SUPPLIED ENTRIES
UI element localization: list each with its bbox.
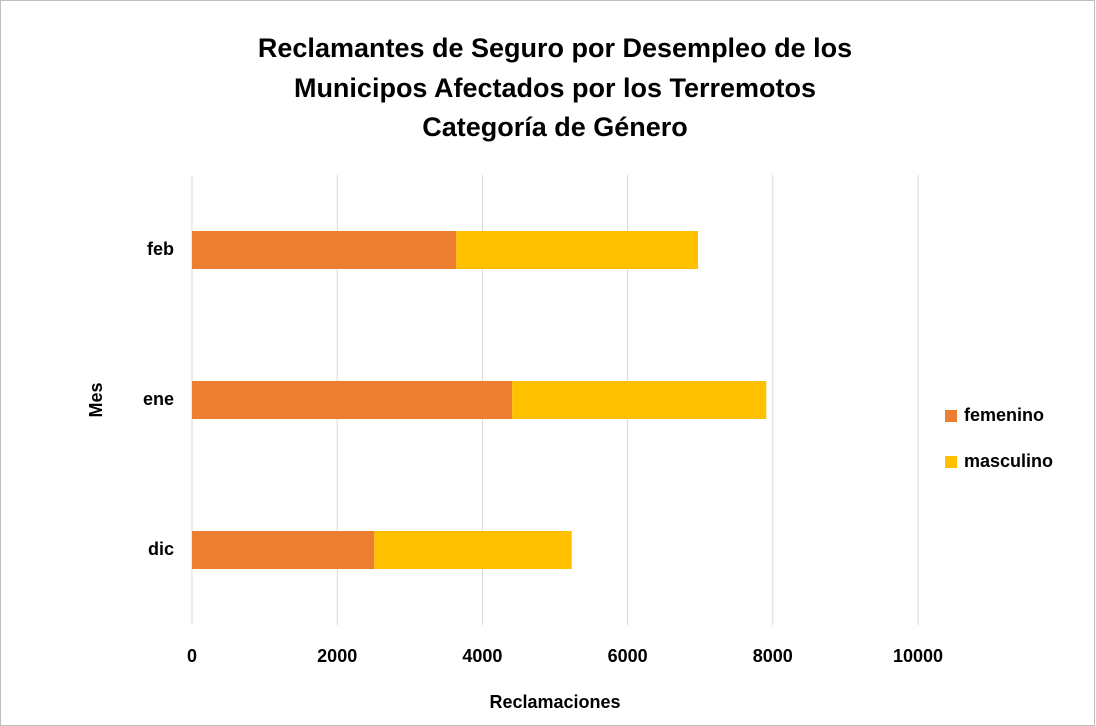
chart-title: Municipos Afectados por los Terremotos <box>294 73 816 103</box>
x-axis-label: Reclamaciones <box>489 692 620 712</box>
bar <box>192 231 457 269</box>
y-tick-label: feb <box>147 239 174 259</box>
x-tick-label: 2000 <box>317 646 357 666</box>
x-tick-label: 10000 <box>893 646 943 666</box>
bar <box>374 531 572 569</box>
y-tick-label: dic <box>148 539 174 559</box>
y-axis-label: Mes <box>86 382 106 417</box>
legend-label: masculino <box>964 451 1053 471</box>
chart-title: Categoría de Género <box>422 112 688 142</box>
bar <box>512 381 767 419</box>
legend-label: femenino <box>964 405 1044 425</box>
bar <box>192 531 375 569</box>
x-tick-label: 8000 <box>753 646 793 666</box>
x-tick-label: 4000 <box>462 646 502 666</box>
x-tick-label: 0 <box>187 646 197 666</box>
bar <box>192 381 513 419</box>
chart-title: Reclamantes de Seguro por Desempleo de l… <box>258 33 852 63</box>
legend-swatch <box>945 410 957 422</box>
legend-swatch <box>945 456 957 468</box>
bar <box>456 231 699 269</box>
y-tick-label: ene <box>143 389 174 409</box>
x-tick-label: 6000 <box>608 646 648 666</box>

* * *

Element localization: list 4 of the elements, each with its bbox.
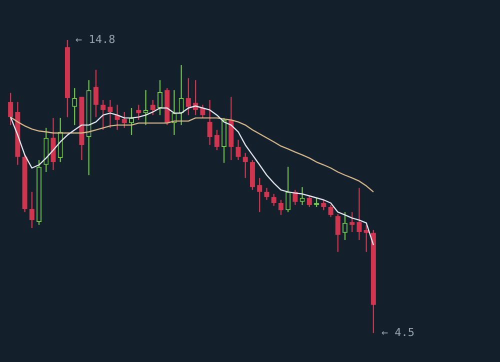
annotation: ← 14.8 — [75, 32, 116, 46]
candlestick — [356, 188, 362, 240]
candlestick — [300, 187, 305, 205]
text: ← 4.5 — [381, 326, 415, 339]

--

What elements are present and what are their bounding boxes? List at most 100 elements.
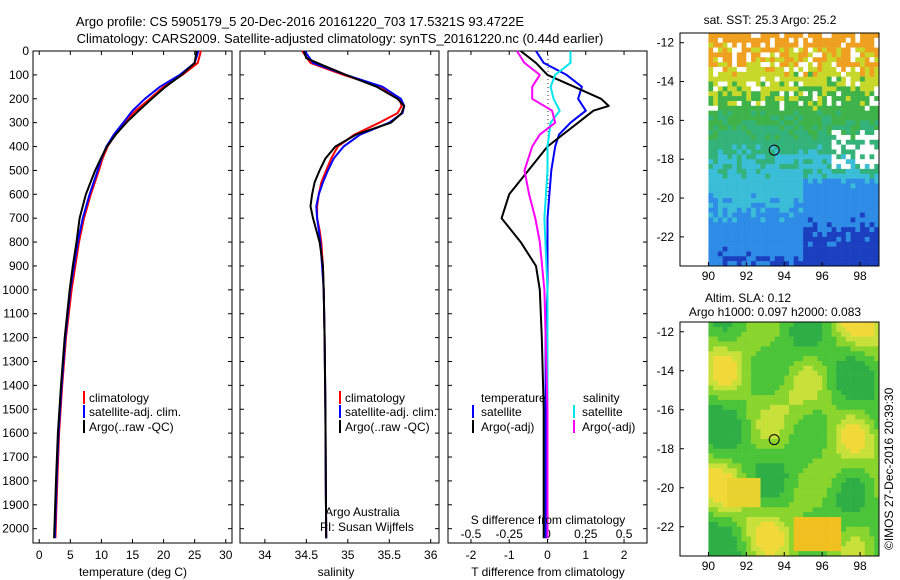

SHORT PROBLEM
Rewrite as a numbered list the entry lines between the line holding "UI element localization: list" and the line holding "x-tick-label: 4000 <box>462 646 502 666</box>", inclusive, leaving out blank lines and pictures.

RESULT
1. UI element localization: list each with its bbox.
2. chart-title: Municipos Afectados por los Terremotos <box>294 73 816 103</box>
3. x-axis-label: Reclamaciones <box>489 692 620 712</box>
4. bar <box>192 231 457 269</box>
5. y-tick-label: feb <box>147 239 174 259</box>
6. x-tick-label: 2000 <box>317 646 357 666</box>
7. x-tick-label: 10000 <box>893 646 943 666</box>
8. bar <box>374 531 572 569</box>
9. y-tick-label: dic <box>148 539 174 559</box>
10. y-axis-label: Mes <box>86 382 106 417</box>
11. legend-label: masculino <box>964 451 1053 471</box>
12. chart-title: Categoría de Género <box>422 112 688 142</box>
13. bar <box>512 381 767 419</box>
14. legend-label: femenino <box>964 405 1044 425</box>
15. bar <box>192 531 375 569</box>
16. x-tick-label: 8000 <box>753 646 793 666</box>
17. x-tick-label: 4000 <box>462 646 502 666</box>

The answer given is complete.